[WHAT YOU ARE ASKED TO DO] In the listing below, find every line with the string "Сметная" and pull it out.

(Items from a data source)
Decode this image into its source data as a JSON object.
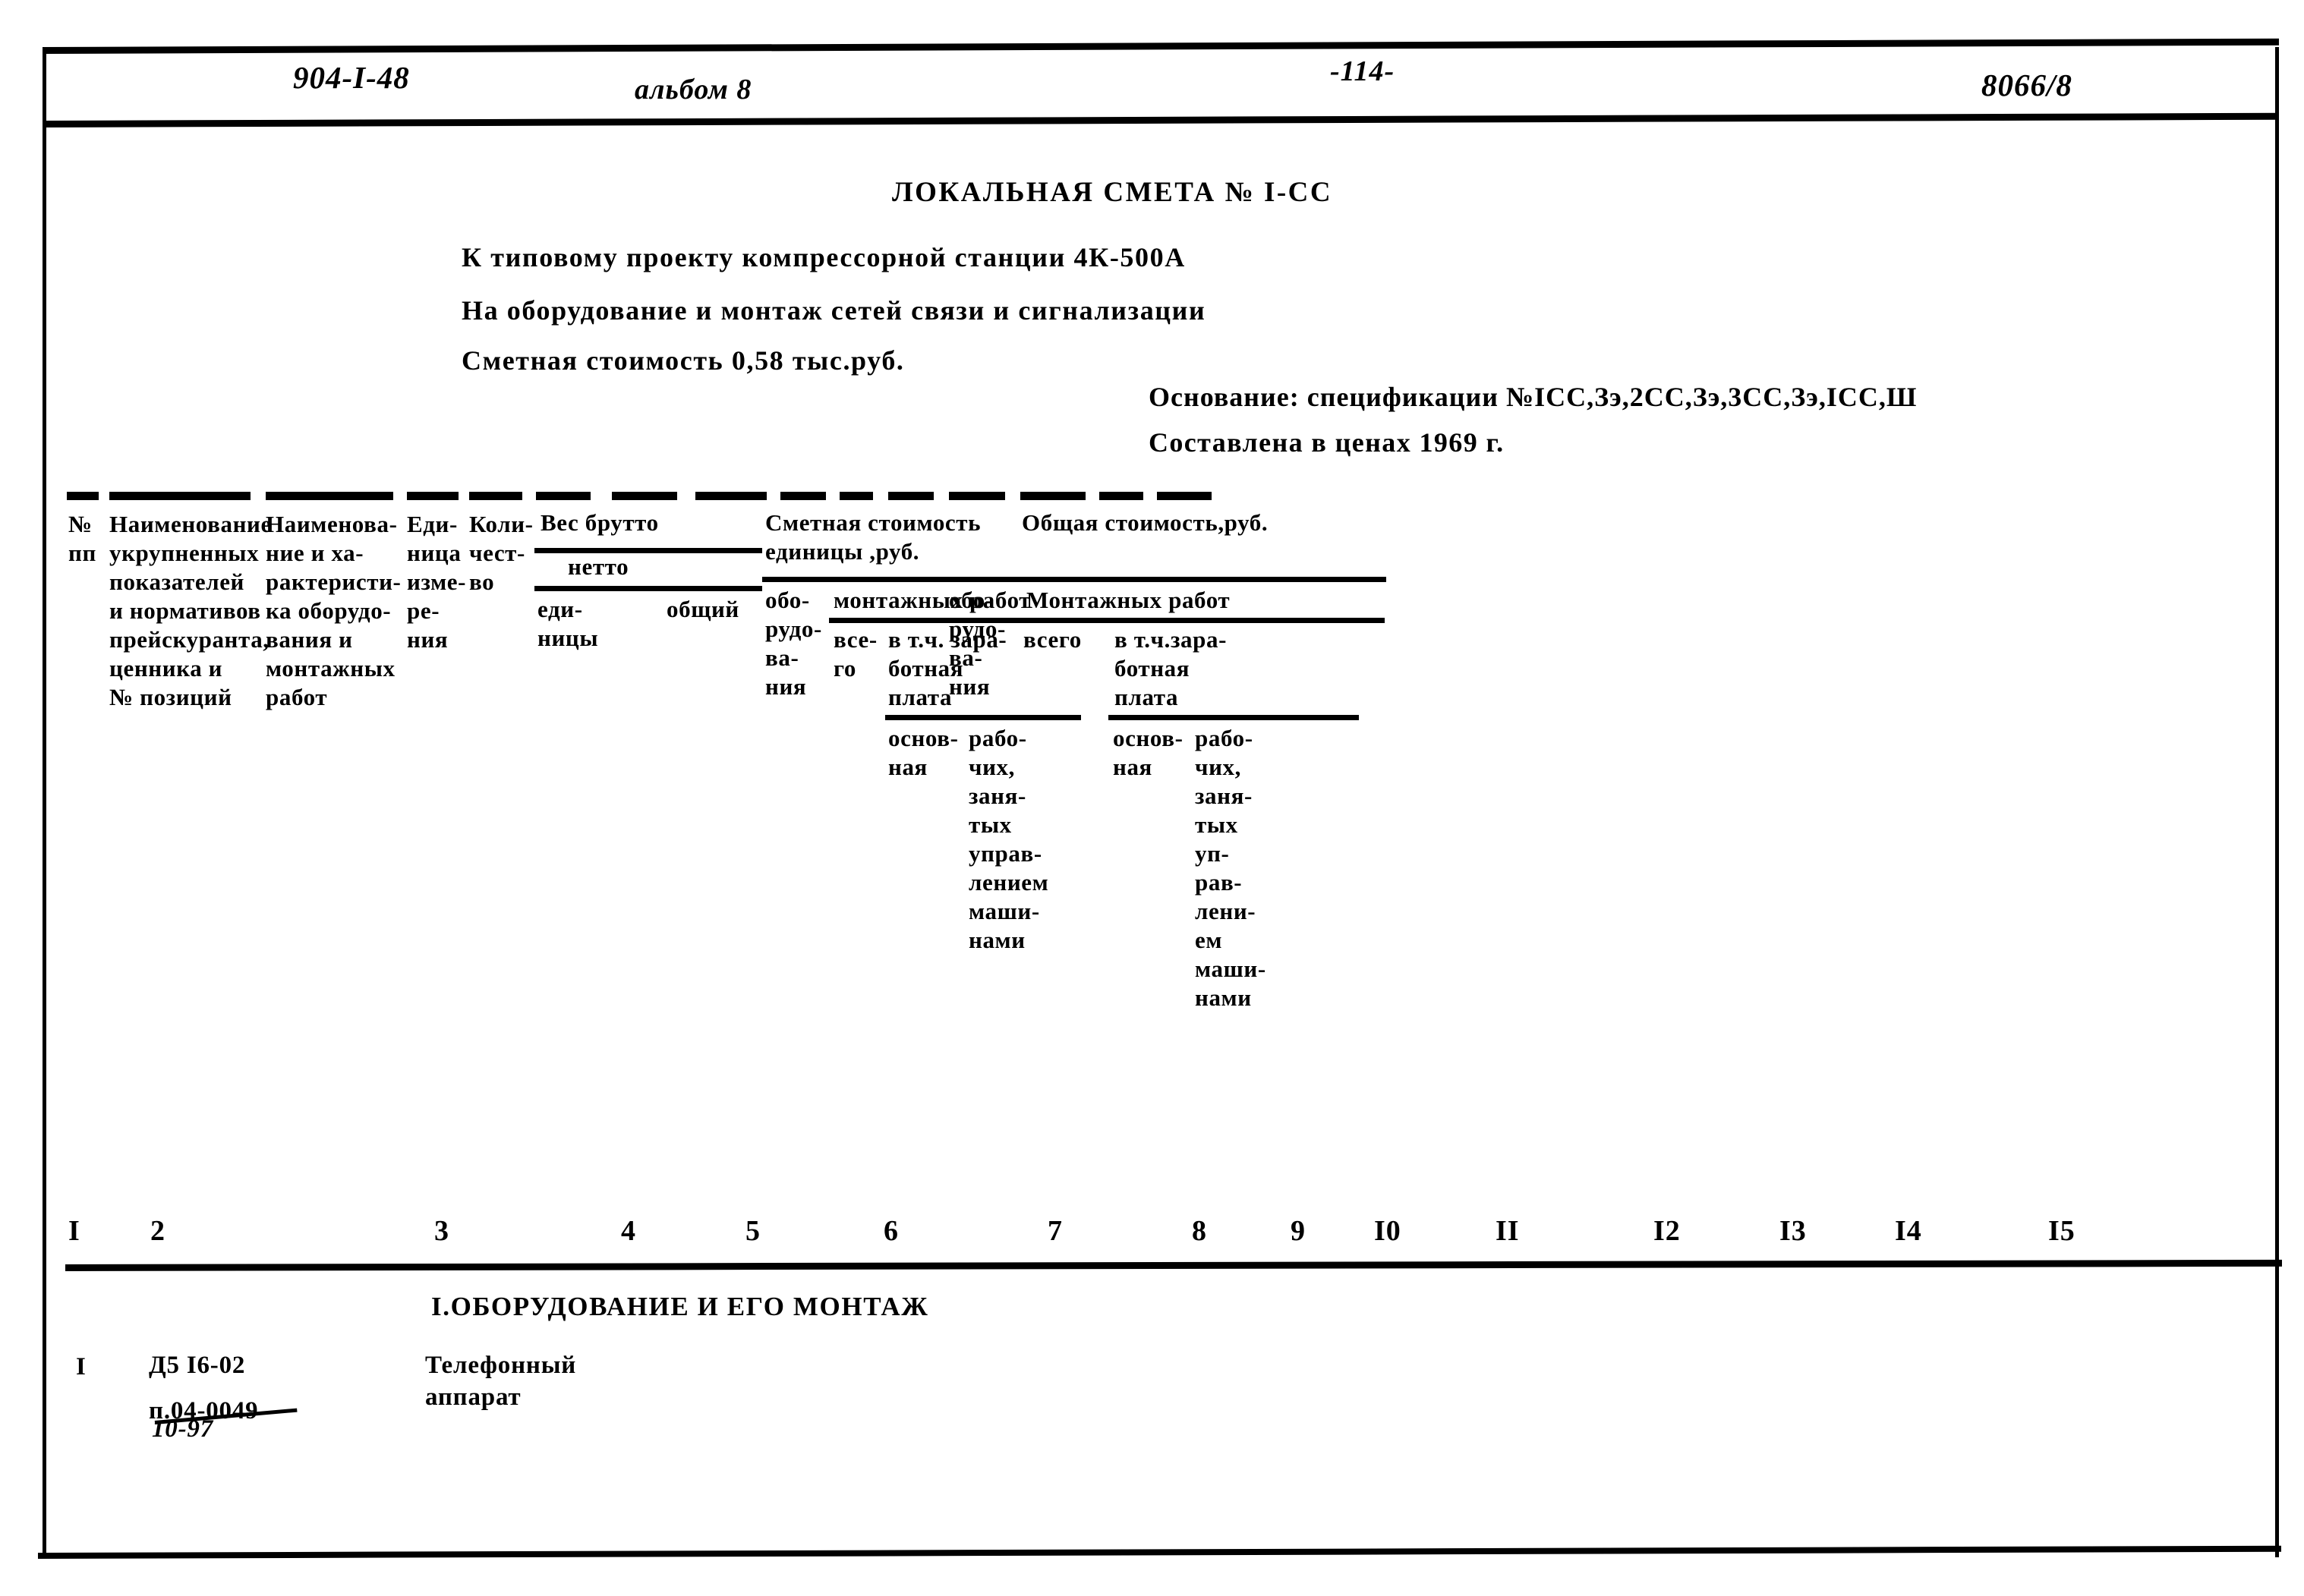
{
  "banner": {
    "project_code": "904-I-48",
    "album": "альбом 8",
    "page_number": "-114-",
    "sheet_code": "8066/8"
  },
  "title_block": {
    "doc_title": "ЛОКАЛЬНАЯ СМЕТА № I-СС",
    "line_project": "К типовому  проекту компрессорной  станции   4К-500А",
    "line_scope": "На оборудование и  монтаж сетей связи  и   сигнализации",
    "line_cost": "Сметная стоимость 0,58 тыс.руб.",
    "basis_line1": "Основание: спецификации №IСС,Зэ,2СС,Зэ,3СС,Зэ,IСС,Ш",
    "basis_line2": "Составлена в ценах 1969 г."
  },
  "table": {
    "headers": {
      "col1": "№\nпп",
      "col2": "Наименование\nукрупненных\nпоказателей\nи нормативов\nпрейскуранта,\nценника  и\n№  позиций",
      "col3": "Наименова-\nние  и  ха-\nрактеристи-\nка  оборудо-\nвания и\nмонтажных\n   работ",
      "col4": "Еди-\nница\nизме-\nре-\nния",
      "col5": "Коли-\nчест-\nво",
      "group_weight": "Вес брутто",
      "group_weight_sub": "нетто",
      "col6": "еди-\nницы",
      "col7": "общий",
      "group_unit_cost": "Сметная стоимость\nединицы ,руб.",
      "col8": "обо-\nрудо-\nва-\nния",
      "group_unit_install": "монтажных работ",
      "col9": "все-\nго",
      "group_unit_wage": "в т.ч. зара-\nботная\nплата",
      "col10": "основ-\nная",
      "col11": "рабо-\nчих,\nзаня-\nтых\nуправ-\nлением\nмаши-\nнами",
      "group_total_cost": "Общая стоимость,руб.",
      "col12": "обо-\nрудо-\nва-\nния",
      "group_total_install": "Монтажных работ",
      "col13": "всего",
      "group_total_wage": "в т.ч.зара-\nботная\nплата",
      "col14": "основ-\nная",
      "col15": "рабо-\nчих,\nзаня-\nтых\nуп-\nрав-\nлени-\nем\nмаши-\nнами"
    },
    "column_numbers": [
      "I",
      "2",
      "3",
      "4",
      "5",
      "6",
      "7",
      "8",
      "9",
      "I0",
      "II",
      "I2",
      "I3",
      "I4",
      "I5"
    ],
    "section_heading": "I.ОБОРУДОВАНИЕ И ЕГО МОНТАЖ",
    "rows": [
      {
        "num": "I",
        "code_line1": "Д5 I6-02",
        "code_line2": "п.04-0049",
        "code_overstrike": "10-97",
        "name": "Телефонный\nаппарат",
        "unit": "",
        "qty": "",
        "weight_unit": "",
        "weight_total": "",
        "unit_equip": "",
        "unit_install_all": "",
        "unit_wage_main": "",
        "unit_wage_mach": "",
        "total_equip": "",
        "total_install_all": "",
        "total_wage_main": "",
        "total_wage_mach": ""
      }
    ]
  }
}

[SOLUTION TO THIS EXERCISE]
    "line_cost": "Сметная стоимость 0,58 тыс.руб.",
      "group_unit_cost": "Сметная стоимость\nединицы ,руб.",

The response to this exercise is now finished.